— start INFORMATION PROVIDED —

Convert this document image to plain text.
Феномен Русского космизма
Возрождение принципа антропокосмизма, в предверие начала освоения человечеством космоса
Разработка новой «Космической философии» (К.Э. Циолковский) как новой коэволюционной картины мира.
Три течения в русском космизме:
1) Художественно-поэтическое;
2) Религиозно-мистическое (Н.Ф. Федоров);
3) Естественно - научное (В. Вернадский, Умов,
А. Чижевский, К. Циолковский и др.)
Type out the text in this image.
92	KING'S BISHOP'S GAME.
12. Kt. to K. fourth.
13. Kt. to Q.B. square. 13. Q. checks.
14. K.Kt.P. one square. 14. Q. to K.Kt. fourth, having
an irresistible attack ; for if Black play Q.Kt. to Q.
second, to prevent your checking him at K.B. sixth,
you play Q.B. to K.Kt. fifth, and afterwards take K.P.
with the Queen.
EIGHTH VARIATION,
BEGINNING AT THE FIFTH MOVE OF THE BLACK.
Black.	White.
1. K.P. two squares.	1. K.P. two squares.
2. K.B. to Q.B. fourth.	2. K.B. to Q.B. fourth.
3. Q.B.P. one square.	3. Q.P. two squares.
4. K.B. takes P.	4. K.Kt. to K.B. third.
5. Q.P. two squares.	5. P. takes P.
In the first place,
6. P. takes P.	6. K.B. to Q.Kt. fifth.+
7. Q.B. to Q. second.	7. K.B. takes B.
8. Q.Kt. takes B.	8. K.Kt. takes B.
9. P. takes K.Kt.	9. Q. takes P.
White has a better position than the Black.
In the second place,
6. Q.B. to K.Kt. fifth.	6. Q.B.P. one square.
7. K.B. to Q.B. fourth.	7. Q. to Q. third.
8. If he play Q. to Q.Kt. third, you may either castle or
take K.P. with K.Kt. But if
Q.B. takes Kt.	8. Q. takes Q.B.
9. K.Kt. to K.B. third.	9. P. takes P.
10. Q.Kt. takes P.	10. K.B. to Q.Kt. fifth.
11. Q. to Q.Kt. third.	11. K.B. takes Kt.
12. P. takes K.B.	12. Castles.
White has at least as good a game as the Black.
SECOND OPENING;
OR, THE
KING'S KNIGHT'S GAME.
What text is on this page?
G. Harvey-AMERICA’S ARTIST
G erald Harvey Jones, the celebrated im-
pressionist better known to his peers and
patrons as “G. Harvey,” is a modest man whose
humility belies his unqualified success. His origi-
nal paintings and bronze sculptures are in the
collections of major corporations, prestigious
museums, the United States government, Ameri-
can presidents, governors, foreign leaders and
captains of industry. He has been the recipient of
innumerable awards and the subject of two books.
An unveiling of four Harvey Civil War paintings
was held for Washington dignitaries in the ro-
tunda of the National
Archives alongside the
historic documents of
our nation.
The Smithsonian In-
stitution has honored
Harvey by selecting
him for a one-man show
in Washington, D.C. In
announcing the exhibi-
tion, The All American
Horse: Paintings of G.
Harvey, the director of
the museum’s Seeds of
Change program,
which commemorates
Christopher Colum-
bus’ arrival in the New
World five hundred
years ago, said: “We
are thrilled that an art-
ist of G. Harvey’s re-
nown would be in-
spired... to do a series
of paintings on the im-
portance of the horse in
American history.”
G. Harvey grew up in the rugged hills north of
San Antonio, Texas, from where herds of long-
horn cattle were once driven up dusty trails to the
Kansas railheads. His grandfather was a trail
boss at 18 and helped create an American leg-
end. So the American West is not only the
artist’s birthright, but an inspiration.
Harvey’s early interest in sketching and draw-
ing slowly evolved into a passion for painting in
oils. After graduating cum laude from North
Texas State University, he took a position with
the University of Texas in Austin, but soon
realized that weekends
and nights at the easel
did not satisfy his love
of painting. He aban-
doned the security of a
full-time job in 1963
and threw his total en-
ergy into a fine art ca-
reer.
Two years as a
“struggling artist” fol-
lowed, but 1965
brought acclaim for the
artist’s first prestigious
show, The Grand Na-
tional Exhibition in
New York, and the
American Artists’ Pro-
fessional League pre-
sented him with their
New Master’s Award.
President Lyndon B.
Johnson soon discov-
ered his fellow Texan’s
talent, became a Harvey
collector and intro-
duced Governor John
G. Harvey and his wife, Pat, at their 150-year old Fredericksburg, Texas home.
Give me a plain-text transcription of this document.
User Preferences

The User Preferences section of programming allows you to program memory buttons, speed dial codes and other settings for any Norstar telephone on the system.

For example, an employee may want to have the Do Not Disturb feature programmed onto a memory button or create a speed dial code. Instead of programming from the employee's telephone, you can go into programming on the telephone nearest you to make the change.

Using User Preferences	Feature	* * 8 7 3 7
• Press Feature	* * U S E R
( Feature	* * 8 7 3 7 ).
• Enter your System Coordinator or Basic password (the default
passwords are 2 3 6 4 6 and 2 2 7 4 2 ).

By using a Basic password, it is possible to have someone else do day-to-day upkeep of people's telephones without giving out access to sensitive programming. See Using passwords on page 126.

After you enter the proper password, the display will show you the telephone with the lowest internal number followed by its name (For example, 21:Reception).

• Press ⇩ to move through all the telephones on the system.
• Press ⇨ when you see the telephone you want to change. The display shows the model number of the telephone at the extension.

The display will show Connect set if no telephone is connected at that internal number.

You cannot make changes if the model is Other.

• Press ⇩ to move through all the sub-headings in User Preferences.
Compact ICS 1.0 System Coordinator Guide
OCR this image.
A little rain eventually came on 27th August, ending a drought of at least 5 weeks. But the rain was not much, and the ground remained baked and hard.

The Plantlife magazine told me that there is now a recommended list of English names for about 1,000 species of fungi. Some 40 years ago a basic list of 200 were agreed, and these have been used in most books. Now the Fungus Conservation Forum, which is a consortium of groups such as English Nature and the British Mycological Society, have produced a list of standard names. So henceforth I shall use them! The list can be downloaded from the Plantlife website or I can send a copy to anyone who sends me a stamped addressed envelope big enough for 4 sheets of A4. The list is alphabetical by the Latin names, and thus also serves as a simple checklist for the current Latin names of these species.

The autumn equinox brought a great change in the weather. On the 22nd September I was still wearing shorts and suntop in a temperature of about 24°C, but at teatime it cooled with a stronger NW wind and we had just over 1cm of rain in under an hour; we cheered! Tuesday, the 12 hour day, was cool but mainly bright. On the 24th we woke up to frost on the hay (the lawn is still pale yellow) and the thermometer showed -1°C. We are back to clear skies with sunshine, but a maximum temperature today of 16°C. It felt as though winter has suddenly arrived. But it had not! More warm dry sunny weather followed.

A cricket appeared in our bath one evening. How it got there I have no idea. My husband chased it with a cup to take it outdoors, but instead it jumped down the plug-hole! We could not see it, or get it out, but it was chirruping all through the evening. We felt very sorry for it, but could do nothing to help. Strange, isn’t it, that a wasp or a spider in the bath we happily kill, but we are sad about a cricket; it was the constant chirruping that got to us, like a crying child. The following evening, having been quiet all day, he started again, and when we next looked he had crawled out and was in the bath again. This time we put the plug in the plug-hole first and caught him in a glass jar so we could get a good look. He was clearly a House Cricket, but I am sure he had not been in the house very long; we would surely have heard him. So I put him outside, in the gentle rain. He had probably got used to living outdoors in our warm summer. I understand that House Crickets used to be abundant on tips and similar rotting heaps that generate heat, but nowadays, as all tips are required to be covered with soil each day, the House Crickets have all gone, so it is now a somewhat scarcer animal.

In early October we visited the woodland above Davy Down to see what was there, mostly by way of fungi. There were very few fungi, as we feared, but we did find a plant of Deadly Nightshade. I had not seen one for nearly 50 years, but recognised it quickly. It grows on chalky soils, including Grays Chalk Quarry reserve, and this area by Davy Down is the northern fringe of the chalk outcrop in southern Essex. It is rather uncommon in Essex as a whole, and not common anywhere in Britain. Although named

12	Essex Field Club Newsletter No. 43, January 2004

— end INFORMATION PROVIDED —

Transcribe the whole listing exactly.

--- EXERCISE SOLUTION ---
Convert this document image to plain text.
Феномен Русского космизма
Возрождение принципа антропокосмизма, в предверие начала освоения человечеством космоса
Разработка новой «Космической философии» (К.Э. Циолковский) как новой коэволюционной картины мира.
Три течения в русском космизме:
1) Художественно-поэтическое;
2) Религиозно-мистическое (Н.Ф. Федоров);
3) Естественно - научное (В. Вернадский, Умов,
А. Чижевский, К. Циолковский и др.)
Type out the text in this image.
92	KING'S BISHOP'S GAME.
12. Kt. to K. fourth.
13. Kt. to Q.B. square. 13. Q. checks.
14. K.Kt.P. one square. 14. Q. to K.Kt. fourth, having
an irresistible attack ; for if Black play Q.Kt. to Q.
second, to prevent your checking him at K.B. sixth,
you play Q.B. to K.Kt. fifth, and afterwards take K.P.
with the Queen.
EIGHTH VARIATION,
BEGINNING AT THE FIFTH MOVE OF THE BLACK.
Black.	White.
1. K.P. two squares.	1. K.P. two squares.
2. K.B. to Q.B. fourth.	2. K.B. to Q.B. fourth.
3. Q.B.P. one square.	3. Q.P. two squares.
4. K.B. takes P.	4. K.Kt. to K.B. third.
5. Q.P. two squares.	5. P. takes P.
In the first place,
6. P. takes P.	6. K.B. to Q.Kt. fifth.+
7. Q.B. to Q. second.	7. K.B. takes B.
8. Q.Kt. takes B.	8. K.Kt. takes B.
9. P. takes K.Kt.	9. Q. takes P.
White has a better position than the Black.
In the second place,
6. Q.B. to K.Kt. fifth.	6. Q.B.P. one square.
7. K.B. to Q.B. fourth.	7. Q. to Q. third.
8. If he play Q. to Q.Kt. third, you may either castle or
take K.P. with K.Kt. But if
Q.B. takes Kt.	8. Q. takes Q.B.
9. K.Kt. to K.B. third.	9. P. takes P.
10. Q.Kt. takes P.	10. K.B. to Q.Kt. fifth.
11. Q. to Q.Kt. third.	11. K.B. takes Kt.
12. P. takes K.B.	12. Castles.
White has at least as good a game as the Black.
SECOND OPENING;
OR, THE
KING'S KNIGHT'S GAME.
What text is on this page?
G. Harvey-AMERICA’S ARTIST
G erald Harvey Jones, the celebrated im-
pressionist better known to his peers and
patrons as “G. Harvey,” is a modest man whose
humility belies his unqualified success. His origi-
nal paintings and bronze sculptures are in the
collections of major corporations, prestigious
museums, the United States government, Ameri-
can presidents, governors, foreign leaders and
captains of industry. He has been the recipient of
innumerable awards and the subject of two books.
An unveiling of four Harvey Civil War paintings
was held for Washington dignitaries in the ro-
tunda of the National
Archives alongside the
historic documents of
our nation.
The Smithsonian In-
stitution has honored
Harvey by selecting
him for a one-man show
in Washington, D.C. In
announcing the exhibi-
tion, The All American
Horse: Paintings of G.
Harvey, the director of
the museum’s Seeds of
Change program,
which commemorates
Christopher Colum-
bus’ arrival in the New
World five hundred
years ago, said: “We
are thrilled that an art-
ist of G. Harvey’s re-
nown would be in-
spired... to do a series
of paintings on the im-
portance of the horse in
American history.”
G. Harvey grew up in the rugged hills north of
San Antonio, Texas, from where herds of long-
horn cattle were once driven up dusty trails to the
Kansas railheads. His grandfather was a trail
boss at 18 and helped create an American leg-
end. So the American West is not only the
artist’s birthright, but an inspiration.
Harvey’s early interest in sketching and draw-
ing slowly evolved into a passion for painting in
oils. After graduating cum laude from North
Texas State University, he took a position with
the University of Texas in Austin, but soon
realized that weekends
and nights at the easel
did not satisfy his love
of painting. He aban-
doned the security of a
full-time job in 1963
and threw his total en-
ergy into a fine art ca-
reer.
Two years as a
“struggling artist” fol-
lowed, but 1965
brought acclaim for the
artist’s first prestigious
show, The Grand Na-
tional Exhibition in
New York, and the
American Artists’ Pro-
fessional League pre-
sented him with their
New Master’s Award.
President Lyndon B.
Johnson soon discov-
ered his fellow Texan’s
talent, became a Harvey
collector and intro-
duced Governor John
G. Harvey and his wife, Pat, at their 150-year old Fredericksburg, Texas home.
Give me a plain-text transcription of this document.
User Preferences

The User Preferences section of programming allows you to program memory buttons, speed dial codes and other settings for any Norstar telephone on the system.

For example, an employee may want to have the Do Not Disturb feature programmed onto a memory button or create a speed dial code. Instead of programming from the employee's telephone, you can go into programming on the telephone nearest you to make the change.

Using User Preferences	Feature	* * 8 7 3 7
• Press Feature	* * U S E R
( Feature	* * 8 7 3 7 ).
• Enter your System Coordinator or Basic password (the default
passwords are 2 3 6 4 6 and 2 2 7 4 2 ).

By using a Basic password, it is possible to have someone else do day-to-day upkeep of people's telephones without giving out access to sensitive programming. See Using passwords on page 126.

After you enter the proper password, the display will show you the telephone with the lowest internal number followed by its name (For example, 21:Reception).

• Press ⇩ to move through all the telephones on the system.
• Press ⇨ when you see the telephone you want to change. The display shows the model number of the telephone at the extension.

The display will show Connect set if no telephone is connected at that internal number.

You cannot make changes if the model is Other.

• Press ⇩ to move through all the sub-headings in User Preferences.
Compact ICS 1.0 System Coordinator Guide
OCR this image.
A little rain eventually came on 27th August, ending a drought of at least 5 weeks. But the rain was not much, and the ground remained baked and hard.

The Plantlife magazine told me that there is now a recommended list of English names for about 1,000 species of fungi. Some 40 years ago a basic list of 200 were agreed, and these have been used in most books. Now the Fungus Conservation Forum, which is a consortium of groups such as English Nature and the British Mycological Society, have produced a list of standard names. So henceforth I shall use them! The list can be downloaded from the Plantlife website or I can send a copy to anyone who sends me a stamped addressed envelope big enough for 4 sheets of A4. The list is alphabetical by the Latin names, and thus also serves as a simple checklist for the current Latin names of these species.

The autumn equinox brought a great change in the weather. On the 22nd September I was still wearing shorts and suntop in a temperature of about 24°C, but at teatime it cooled with a stronger NW wind and we had just over 1cm of rain in under an hour; we cheered! Tuesday, the 12 hour day, was cool but mainly bright. On the 24th we woke up to frost on the hay (the lawn is still pale yellow) and the thermometer showed -1°C. We are back to clear skies with sunshine, but a maximum temperature today of 16°C. It felt as though winter has suddenly arrived. But it had not! More warm dry sunny weather followed.

A cricket appeared in our bath one evening. How it got there I have no idea. My husband chased it with a cup to take it outdoors, but instead it jumped down the plug-hole! We could not see it, or get it out, but it was chirruping all through the evening. We felt very sorry for it, but could do nothing to help. Strange, isn’t it, that a wasp or a spider in the bath we happily kill, but we are sad about a cricket; it was the constant chirruping that got to us, like a crying child. The following evening, having been quiet all day, he started again, and when we next looked he had crawled out and was in the bath again. This time we put the plug in the plug-hole first and caught him in a glass jar so we could get a good look. He was clearly a House Cricket, but I am sure he had not been in the house very long; we would surely have heard him. So I put him outside, in the gentle rain. He had probably got used to living outdoors in our warm summer. I understand that House Crickets used to be abundant on tips and similar rotting heaps that generate heat, but nowadays, as all tips are required to be covered with soil each day, the House Crickets have all gone, so it is now a somewhat scarcer animal.

In early October we visited the woodland above Davy Down to see what was there, mostly by way of fungi. There were very few fungi, as we feared, but we did find a plant of Deadly Nightshade. I had not seen one for nearly 50 years, but recognised it quickly. It grows on chalky soils, including Grays Chalk Quarry reserve, and this area by Davy Down is the northern fringe of the chalk outcrop in southern Essex. It is rather uncommon in Essex as a whole, and not common anywhere in Britain. Although named

12	Essex Field Club Newsletter No. 43, January 2004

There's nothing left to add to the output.